** start **

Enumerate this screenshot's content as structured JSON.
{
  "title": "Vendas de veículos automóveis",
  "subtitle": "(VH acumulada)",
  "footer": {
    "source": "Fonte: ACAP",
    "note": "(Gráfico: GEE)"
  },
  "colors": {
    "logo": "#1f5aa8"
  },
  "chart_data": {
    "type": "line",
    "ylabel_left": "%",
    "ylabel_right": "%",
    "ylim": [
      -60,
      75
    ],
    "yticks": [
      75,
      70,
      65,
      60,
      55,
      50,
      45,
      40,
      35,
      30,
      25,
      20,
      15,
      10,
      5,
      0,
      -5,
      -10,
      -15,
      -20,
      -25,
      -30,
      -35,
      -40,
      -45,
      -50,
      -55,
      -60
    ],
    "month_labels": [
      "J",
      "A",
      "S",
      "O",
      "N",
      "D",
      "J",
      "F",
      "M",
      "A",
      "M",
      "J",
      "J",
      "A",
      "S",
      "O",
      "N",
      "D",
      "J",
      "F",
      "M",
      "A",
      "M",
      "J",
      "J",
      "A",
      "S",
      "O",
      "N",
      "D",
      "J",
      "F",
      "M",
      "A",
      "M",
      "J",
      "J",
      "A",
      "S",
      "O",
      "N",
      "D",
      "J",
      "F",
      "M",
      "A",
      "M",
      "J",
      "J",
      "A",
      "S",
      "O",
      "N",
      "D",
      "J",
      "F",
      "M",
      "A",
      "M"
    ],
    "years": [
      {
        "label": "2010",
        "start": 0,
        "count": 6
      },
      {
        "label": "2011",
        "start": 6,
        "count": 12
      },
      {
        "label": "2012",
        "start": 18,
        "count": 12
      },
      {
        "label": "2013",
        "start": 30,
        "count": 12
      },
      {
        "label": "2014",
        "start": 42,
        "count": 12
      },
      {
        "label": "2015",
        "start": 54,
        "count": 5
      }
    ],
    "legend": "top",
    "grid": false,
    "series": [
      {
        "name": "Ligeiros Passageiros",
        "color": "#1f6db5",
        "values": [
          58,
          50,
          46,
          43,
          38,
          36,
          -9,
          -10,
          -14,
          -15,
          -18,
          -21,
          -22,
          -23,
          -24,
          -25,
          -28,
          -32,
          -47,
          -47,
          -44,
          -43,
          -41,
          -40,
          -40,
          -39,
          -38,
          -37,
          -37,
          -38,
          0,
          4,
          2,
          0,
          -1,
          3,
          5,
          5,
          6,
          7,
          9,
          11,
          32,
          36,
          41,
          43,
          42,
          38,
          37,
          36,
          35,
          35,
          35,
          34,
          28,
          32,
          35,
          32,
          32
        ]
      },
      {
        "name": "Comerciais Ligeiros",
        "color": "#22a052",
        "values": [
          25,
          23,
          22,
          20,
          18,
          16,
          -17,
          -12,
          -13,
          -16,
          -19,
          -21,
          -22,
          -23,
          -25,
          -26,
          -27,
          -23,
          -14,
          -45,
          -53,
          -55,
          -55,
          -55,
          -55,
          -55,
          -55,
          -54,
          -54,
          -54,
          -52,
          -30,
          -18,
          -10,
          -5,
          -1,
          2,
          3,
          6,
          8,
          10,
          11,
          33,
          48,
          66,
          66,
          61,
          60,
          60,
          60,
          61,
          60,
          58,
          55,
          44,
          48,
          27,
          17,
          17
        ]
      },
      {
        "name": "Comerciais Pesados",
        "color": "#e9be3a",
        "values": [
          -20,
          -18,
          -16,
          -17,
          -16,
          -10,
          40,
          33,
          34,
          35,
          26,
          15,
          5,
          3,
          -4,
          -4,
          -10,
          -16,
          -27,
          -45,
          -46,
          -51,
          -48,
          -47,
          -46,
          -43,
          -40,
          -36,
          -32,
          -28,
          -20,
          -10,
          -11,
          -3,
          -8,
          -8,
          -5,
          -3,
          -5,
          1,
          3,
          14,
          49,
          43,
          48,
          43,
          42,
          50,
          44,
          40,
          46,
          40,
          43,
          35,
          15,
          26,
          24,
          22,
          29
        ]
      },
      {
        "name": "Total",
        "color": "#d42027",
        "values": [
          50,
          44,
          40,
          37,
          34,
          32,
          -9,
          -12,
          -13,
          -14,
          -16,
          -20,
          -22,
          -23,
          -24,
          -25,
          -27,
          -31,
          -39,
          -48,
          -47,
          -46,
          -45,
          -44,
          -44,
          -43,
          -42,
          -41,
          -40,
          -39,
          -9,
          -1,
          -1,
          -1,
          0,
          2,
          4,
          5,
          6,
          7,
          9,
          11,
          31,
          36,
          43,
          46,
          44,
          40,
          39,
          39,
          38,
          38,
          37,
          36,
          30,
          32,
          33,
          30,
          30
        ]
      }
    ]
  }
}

** end **

Your task is to quote all of the data word for word.

Enumerate this screenshot's content as structured JSON.
{
  "title": "Vendas de veículos automóveis",
  "subtitle": "(VH acumulada)",
  "footer": {
    "source": "Fonte: ACAP",
    "note": "(Gráfico: GEE)"
  },
  "colors": {
    "logo": "#1f5aa8"
  },
  "chart_data": {
    "type": "line",
    "ylabel_left": "%",
    "ylabel_right": "%",
    "ylim": [
      -60,
      75
    ],
    "yticks": [
      75,
      70,
      65,
      60,
      55,
      50,
      45,
      40,
      35,
      30,
      25,
      20,
      15,
      10,
      5,
      0,
      -5,
      -10,
      -15,
      -20,
      -25,
      -30,
      -35,
      -40,
      -45,
      -50,
      -55,
      -60
    ],
    "month_labels": [
      "J",
      "A",
      "S",
      "O",
      "N",
      "D",
      "J",
      "F",
      "M",
      "A",
      "M",
      "J",
      "J",
      "A",
      "S",
      "O",
      "N",
      "D",
      "J",
      "F",
      "M",
      "A",
      "M",
      "J",
      "J",
      "A",
      "S",
      "O",
      "N",
      "D",
      "J",
      "F",
      "M",
      "A",
      "M",
      "J",
      "J",
      "A",
      "S",
      "O",
      "N",
      "D",
      "J",
      "F",
      "M",
      "A",
      "M",
      "J",
      "J",
      "A",
      "S",
      "O",
      "N",
      "D",
      "J",
      "F",
      "M",
      "A",
      "M"
    ],
    "years": [
      {
        "label": "2010",
        "start": 0,
        "count": 6
      },
      {
        "label": "2011",
        "start": 6,
        "count": 12
      },
      {
        "label": "2012",
        "start": 18,
        "count": 12
      },
      {
        "label": "2013",
        "start": 30,
        "count": 12
      },
      {
        "label": "2014",
        "start": 42,
        "count": 12
      },
      {
        "label": "2015",
        "start": 54,
        "count": 5
      }
    ],
    "legend": "top",
    "grid": false,
    "series": [
      {
        "name": "Ligeiros Passageiros",
        "color": "#1f6db5",
        "values": [
          58,
          50,
          46,
          43,
          38,
          36,
          -9,
          -10,
          -14,
          -15,
          -18,
          -21,
          -22,
          -23,
          -24,
          -25,
          -28,
          -32,
          -47,
          -47,
          -44,
          -43,
          -41,
          -40,
          -40,
          -39,
          -38,
          -37,
          -37,
          -38,
          0,
          4,
          2,
          0,
          -1,
          3,
          5,
          5,
          6,
          7,
          9,
          11,
          32,
          36,
          41,
          43,
          42,
          38,
          37,
          36,
          35,
          35,
          35,
          34,
          28,
          32,
          35,
          32,
          32
        ]
      },
      {
        "name": "Comerciais Ligeiros",
        "color": "#22a052",
        "values": [
          25,
          23,
          22,
          20,
          18,
          16,
          -17,
          -12,
          -13,
          -16,
          -19,
          -21,
          -22,
          -23,
          -25,
          -26,
          -27,
          -23,
          -14,
          -45,
          -53,
          -55,
          -55,
          -55,
          -55,
          -55,
          -55,
          -54,
          -54,
          -54,
          -52,
          -30,
          -18,
          -10,
          -5,
          -1,
          2,
          3,
          6,
          8,
          10,
          11,
          33,
          48,
          66,
          66,
          61,
          60,
          60,
          60,
          61,
          60,
          58,
          55,
          44,
          48,
          27,
          17,
          17
        ]
      },
      {
        "name": "Comerciais Pesados",
        "color": "#e9be3a",
        "values": [
          -20,
          -18,
          -16,
          -17,
          -16,
          -10,
          40,
          33,
          34,
          35,
          26,
          15,
          5,
          3,
          -4,
          -4,
          -10,
          -16,
          -27,
          -45,
          -46,
          -51,
          -48,
          -47,
          -46,
          -43,
          -40,
          -36,
          -32,
          -28,
          -20,
          -10,
          -11,
          -3,
          -8,
          -8,
          -5,
          -3,
          -5,
          1,
          3,
          14,
          49,
          43,
          48,
          43,
          42,
          50,
          44,
          40,
          46,
          40,
          43,
          35,
          15,
          26,
          24,
          22,
          29
        ]
      },
      {
        "name": "Total",
        "color": "#d42027",
        "values": [
          50,
          44,
          40,
          37,
          34,
          32,
          -9,
          -12,
          -13,
          -14,
          -16,
          -20,
          -22,
          -23,
          -24,
          -25,
          -27,
          -31,
          -39,
          -48,
          -47,
          -46,
          -45,
          -44,
          -44,
          -43,
          -42,
          -41,
          -40,
          -39,
          -9,
          -1,
          -1,
          -1,
          0,
          2,
          4,
          5,
          6,
          7,
          9,
          11,
          31,
          36,
          43,
          46,
          44,
          40,
          39,
          39,
          38,
          38,
          37,
          36,
          30,
          32,
          33,
          30,
          30
        ]
      }
    ]
  }
}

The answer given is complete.